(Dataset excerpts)

════════════════════

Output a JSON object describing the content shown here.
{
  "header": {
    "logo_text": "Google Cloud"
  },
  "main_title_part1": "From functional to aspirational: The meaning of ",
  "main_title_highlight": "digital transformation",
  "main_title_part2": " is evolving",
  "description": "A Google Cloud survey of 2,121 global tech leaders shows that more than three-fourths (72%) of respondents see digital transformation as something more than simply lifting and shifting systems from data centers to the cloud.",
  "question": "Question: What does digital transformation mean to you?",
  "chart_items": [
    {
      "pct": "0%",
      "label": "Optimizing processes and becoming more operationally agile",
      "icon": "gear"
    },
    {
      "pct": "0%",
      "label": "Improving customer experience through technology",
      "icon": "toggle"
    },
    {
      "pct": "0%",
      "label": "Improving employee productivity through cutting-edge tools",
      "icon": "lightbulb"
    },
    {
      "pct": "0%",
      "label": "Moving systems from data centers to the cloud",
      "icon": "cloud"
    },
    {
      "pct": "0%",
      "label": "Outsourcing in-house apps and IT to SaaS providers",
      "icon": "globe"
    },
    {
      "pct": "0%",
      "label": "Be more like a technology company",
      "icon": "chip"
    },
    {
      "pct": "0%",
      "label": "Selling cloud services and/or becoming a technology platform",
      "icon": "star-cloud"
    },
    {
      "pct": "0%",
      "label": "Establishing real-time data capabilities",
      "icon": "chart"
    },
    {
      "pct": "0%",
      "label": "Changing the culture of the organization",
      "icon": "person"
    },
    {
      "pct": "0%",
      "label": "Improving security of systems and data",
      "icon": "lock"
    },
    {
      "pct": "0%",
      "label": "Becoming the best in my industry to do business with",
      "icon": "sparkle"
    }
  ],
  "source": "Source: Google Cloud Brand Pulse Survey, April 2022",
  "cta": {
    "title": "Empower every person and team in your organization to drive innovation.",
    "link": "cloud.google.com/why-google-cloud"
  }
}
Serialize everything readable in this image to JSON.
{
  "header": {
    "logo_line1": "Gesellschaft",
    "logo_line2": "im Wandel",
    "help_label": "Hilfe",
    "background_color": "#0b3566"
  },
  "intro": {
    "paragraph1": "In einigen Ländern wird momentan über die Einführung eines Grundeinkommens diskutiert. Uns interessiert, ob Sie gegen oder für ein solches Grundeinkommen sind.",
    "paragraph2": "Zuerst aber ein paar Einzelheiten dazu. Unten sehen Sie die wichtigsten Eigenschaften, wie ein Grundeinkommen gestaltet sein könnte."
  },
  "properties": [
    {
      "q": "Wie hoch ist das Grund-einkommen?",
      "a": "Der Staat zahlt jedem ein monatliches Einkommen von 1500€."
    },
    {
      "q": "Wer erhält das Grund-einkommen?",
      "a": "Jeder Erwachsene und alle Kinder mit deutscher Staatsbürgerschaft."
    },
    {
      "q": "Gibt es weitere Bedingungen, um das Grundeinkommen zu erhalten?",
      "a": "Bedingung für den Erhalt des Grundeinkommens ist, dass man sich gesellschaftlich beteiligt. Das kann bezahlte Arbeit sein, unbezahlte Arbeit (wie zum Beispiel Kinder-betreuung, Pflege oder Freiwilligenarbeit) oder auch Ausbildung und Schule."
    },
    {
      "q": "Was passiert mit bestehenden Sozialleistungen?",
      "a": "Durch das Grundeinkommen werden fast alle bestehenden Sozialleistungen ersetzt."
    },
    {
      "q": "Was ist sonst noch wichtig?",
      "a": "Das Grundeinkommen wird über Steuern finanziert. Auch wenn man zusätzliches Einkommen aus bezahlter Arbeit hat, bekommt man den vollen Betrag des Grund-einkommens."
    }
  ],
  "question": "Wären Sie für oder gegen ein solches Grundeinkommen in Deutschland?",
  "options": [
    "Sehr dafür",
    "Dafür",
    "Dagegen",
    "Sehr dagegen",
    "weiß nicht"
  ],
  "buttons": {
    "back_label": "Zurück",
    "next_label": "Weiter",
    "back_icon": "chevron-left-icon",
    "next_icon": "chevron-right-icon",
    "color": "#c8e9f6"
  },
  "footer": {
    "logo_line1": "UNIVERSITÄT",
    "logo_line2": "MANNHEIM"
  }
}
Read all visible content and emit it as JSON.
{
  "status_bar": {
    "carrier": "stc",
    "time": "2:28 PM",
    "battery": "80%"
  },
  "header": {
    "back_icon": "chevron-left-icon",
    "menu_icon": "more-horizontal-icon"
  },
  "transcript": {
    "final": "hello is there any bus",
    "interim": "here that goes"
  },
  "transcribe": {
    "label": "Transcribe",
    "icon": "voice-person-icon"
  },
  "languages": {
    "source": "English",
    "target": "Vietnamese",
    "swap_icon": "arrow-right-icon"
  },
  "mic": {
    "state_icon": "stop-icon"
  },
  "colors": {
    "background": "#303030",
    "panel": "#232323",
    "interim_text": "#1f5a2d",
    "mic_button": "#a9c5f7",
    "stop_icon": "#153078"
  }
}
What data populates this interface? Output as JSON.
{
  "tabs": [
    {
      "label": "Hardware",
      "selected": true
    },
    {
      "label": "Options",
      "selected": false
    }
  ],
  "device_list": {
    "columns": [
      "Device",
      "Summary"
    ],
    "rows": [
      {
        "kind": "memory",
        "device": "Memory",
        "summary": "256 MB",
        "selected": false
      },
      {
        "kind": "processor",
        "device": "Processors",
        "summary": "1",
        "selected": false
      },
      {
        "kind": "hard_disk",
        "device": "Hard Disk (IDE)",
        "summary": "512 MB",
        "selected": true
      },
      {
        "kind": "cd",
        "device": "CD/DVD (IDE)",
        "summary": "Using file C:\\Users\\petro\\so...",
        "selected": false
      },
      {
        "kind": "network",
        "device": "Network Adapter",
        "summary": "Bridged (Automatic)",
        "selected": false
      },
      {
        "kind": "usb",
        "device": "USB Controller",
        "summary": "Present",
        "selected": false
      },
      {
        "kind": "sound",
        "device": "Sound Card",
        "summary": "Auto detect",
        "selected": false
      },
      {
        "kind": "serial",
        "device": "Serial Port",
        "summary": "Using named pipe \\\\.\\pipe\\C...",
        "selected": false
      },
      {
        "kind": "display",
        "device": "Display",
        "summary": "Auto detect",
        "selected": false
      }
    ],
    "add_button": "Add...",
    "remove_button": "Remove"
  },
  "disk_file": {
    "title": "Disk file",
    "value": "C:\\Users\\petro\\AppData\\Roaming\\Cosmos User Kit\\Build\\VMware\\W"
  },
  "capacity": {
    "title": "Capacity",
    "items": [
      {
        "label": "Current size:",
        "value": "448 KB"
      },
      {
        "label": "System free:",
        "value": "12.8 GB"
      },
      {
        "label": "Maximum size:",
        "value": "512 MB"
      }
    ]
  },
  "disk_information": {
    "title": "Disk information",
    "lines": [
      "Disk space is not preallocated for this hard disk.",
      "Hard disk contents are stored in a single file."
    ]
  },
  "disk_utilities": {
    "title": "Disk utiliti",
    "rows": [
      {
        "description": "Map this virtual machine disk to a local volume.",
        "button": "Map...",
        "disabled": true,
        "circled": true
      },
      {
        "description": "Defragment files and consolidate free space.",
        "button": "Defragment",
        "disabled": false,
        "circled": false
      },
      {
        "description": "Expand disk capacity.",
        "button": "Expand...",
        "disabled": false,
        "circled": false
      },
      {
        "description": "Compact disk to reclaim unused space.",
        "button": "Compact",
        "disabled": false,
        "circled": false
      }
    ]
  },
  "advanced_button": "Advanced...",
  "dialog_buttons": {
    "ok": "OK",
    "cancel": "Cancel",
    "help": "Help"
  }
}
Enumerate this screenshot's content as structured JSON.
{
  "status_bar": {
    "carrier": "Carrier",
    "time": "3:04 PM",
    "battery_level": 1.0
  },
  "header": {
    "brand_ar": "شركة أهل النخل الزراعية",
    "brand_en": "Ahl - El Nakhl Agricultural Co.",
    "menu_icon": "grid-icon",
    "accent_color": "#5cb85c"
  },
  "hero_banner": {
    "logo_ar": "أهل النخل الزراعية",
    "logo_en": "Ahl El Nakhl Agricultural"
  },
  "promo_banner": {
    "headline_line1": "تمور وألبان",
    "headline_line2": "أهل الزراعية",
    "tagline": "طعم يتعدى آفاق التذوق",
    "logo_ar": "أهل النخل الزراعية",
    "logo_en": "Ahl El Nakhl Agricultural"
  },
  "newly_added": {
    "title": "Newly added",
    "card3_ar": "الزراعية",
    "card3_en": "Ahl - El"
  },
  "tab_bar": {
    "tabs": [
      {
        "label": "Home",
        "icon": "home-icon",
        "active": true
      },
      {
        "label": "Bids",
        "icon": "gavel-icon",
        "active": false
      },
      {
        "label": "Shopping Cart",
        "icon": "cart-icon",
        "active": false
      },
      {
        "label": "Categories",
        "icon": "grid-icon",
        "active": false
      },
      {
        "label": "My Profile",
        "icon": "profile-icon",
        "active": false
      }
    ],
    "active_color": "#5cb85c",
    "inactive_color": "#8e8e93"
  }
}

════════════════════

◆ Aim:
Go through the lines above. Select every one that has the string "Improving".

◆ Expected output:
      "label": "Improving customer experience through technology",
      "label": "Improving employee productivity through cutting-edge tools",
      "label": "Improving security of systems and data",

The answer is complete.